SHORT PROBLEM -> Reply with one number only, the count of lines holding the string "title".

─── MATERIAL PROVIDED ───

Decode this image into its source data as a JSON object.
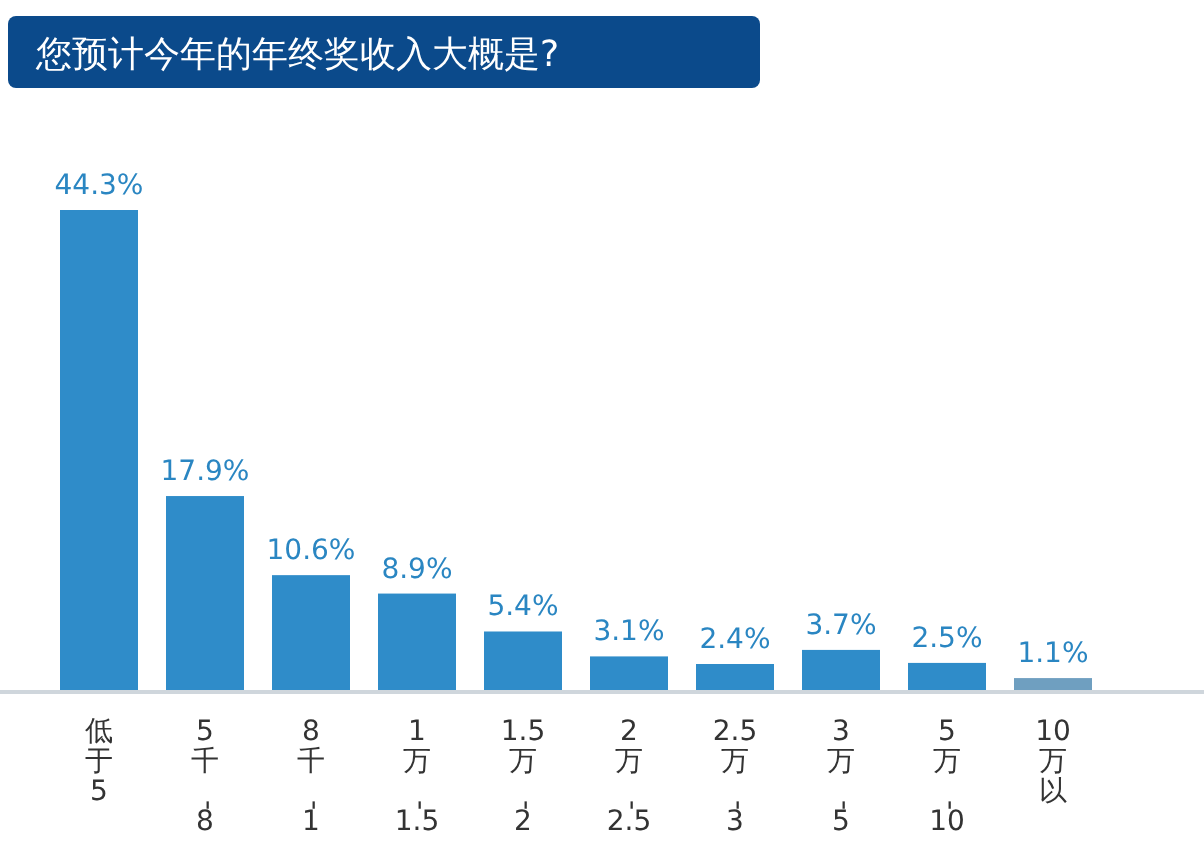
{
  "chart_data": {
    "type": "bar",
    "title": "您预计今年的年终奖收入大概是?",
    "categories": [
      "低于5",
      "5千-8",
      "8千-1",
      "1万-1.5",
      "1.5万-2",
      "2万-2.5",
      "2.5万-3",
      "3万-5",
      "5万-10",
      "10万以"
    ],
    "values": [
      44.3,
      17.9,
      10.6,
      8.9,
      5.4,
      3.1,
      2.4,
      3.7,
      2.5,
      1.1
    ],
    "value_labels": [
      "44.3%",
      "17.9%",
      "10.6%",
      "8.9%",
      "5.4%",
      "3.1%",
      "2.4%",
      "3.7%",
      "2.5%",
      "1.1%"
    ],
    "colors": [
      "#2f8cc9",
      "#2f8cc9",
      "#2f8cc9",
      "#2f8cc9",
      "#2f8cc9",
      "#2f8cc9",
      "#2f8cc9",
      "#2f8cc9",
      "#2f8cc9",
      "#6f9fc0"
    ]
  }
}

───
─── MATERIAL PROVIDED ───

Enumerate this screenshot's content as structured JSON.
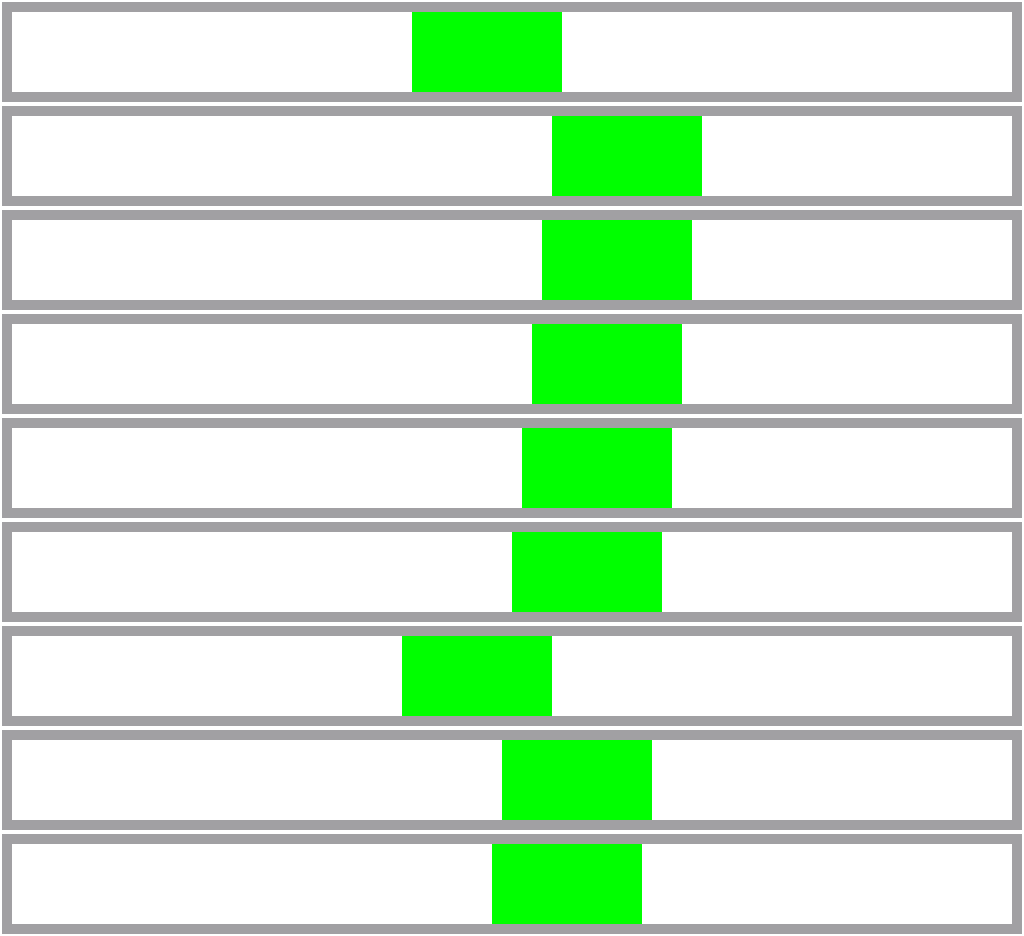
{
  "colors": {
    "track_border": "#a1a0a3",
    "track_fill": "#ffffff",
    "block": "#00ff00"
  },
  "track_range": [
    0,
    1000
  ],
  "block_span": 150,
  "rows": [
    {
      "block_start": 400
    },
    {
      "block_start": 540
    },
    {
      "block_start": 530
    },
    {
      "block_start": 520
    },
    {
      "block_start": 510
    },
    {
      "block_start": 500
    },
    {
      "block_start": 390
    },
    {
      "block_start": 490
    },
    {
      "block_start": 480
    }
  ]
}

───
─── MATERIAL PROVIDED ───

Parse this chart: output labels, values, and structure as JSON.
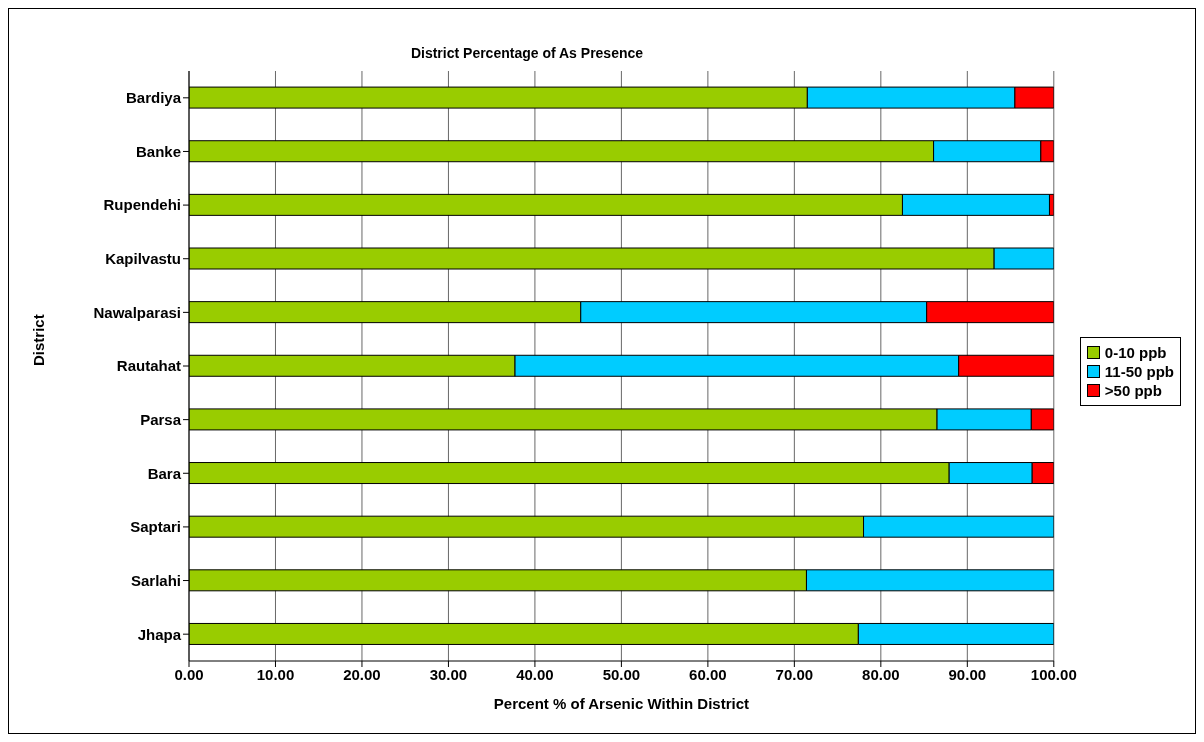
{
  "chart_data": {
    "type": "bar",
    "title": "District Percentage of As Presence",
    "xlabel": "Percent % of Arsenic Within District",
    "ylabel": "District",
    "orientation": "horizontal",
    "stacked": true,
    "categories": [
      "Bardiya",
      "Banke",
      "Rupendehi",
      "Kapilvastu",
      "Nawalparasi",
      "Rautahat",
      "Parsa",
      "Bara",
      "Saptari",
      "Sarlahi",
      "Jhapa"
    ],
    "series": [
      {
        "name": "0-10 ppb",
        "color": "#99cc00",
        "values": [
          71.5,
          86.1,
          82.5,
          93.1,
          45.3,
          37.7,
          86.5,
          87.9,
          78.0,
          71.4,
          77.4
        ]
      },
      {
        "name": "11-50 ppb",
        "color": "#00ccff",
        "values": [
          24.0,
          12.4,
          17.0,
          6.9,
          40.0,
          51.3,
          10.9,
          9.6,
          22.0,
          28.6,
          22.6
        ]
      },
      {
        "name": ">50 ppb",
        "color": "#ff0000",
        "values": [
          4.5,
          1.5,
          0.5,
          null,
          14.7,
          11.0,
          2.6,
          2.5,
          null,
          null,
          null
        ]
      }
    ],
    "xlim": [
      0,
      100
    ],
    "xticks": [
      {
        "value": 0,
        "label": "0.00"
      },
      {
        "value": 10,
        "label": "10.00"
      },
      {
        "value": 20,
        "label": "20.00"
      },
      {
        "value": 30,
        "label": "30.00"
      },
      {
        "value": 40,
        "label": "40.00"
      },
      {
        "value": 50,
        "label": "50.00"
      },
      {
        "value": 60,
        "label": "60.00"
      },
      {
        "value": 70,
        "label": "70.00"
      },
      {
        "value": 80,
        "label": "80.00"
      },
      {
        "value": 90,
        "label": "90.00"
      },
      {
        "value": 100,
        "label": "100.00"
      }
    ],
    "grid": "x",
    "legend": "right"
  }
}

───

TASK SOLUTION -> 2